[Excerpts from a figure dataset]
----------------------------------------
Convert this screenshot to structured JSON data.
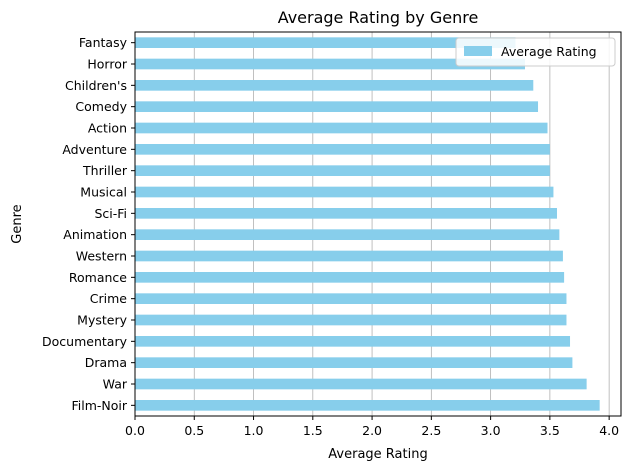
{
  "chart_data": {
    "type": "bar",
    "orientation": "horizontal",
    "title": "Average Rating by Genre",
    "xlabel": "Average Rating",
    "ylabel": "Genre",
    "categories": [
      "Film-Noir",
      "War",
      "Drama",
      "Documentary",
      "Mystery",
      "Crime",
      "Romance",
      "Western",
      "Animation",
      "Sci-Fi",
      "Musical",
      "Thriller",
      "Adventure",
      "Action",
      "Comedy",
      "Children's",
      "Horror",
      "Fantasy"
    ],
    "series": [
      {
        "name": "Average Rating",
        "color": "#87ceeb",
        "values": [
          3.92,
          3.81,
          3.69,
          3.67,
          3.64,
          3.64,
          3.62,
          3.61,
          3.58,
          3.56,
          3.53,
          3.5,
          3.5,
          3.48,
          3.4,
          3.36,
          3.29,
          3.21
        ]
      }
    ],
    "xlim": [
      0,
      4.1
    ],
    "xticks": [
      "0.0",
      "0.5",
      "1.0",
      "1.5",
      "2.0",
      "2.5",
      "3.0",
      "3.5",
      "4.0"
    ],
    "grid": "x",
    "legend": "top-right"
  }
}
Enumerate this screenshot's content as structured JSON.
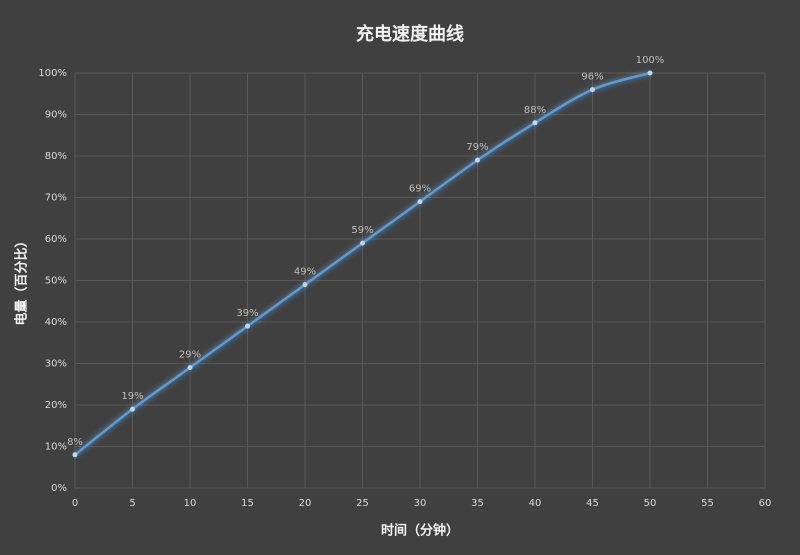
----------------------------------------
Reproduce all entries without any change, and omit the pictures.

Full solution
Convert this screenshot to structured JSON data.
{
  "chart_data": {
    "type": "bar",
    "orientation": "horizontal",
    "title": "Average Rating by Genre",
    "xlabel": "Average Rating",
    "ylabel": "Genre",
    "categories": [
      "Film-Noir",
      "War",
      "Drama",
      "Documentary",
      "Mystery",
      "Crime",
      "Romance",
      "Western",
      "Animation",
      "Sci-Fi",
      "Musical",
      "Thriller",
      "Adventure",
      "Action",
      "Comedy",
      "Children's",
      "Horror",
      "Fantasy"
    ],
    "series": [
      {
        "name": "Average Rating",
        "color": "#87ceeb",
        "values": [
          3.92,
          3.81,
          3.69,
          3.67,
          3.64,
          3.64,
          3.62,
          3.61,
          3.58,
          3.56,
          3.53,
          3.5,
          3.5,
          3.48,
          3.4,
          3.36,
          3.29,
          3.21
        ]
      }
    ],
    "xlim": [
      0,
      4.1
    ],
    "xticks": [
      "0.0",
      "0.5",
      "1.0",
      "1.5",
      "2.0",
      "2.5",
      "3.0",
      "3.5",
      "4.0"
    ],
    "grid": "x",
    "legend": "top-right"
  }
}
Enumerate this screenshot's content as structured JSON.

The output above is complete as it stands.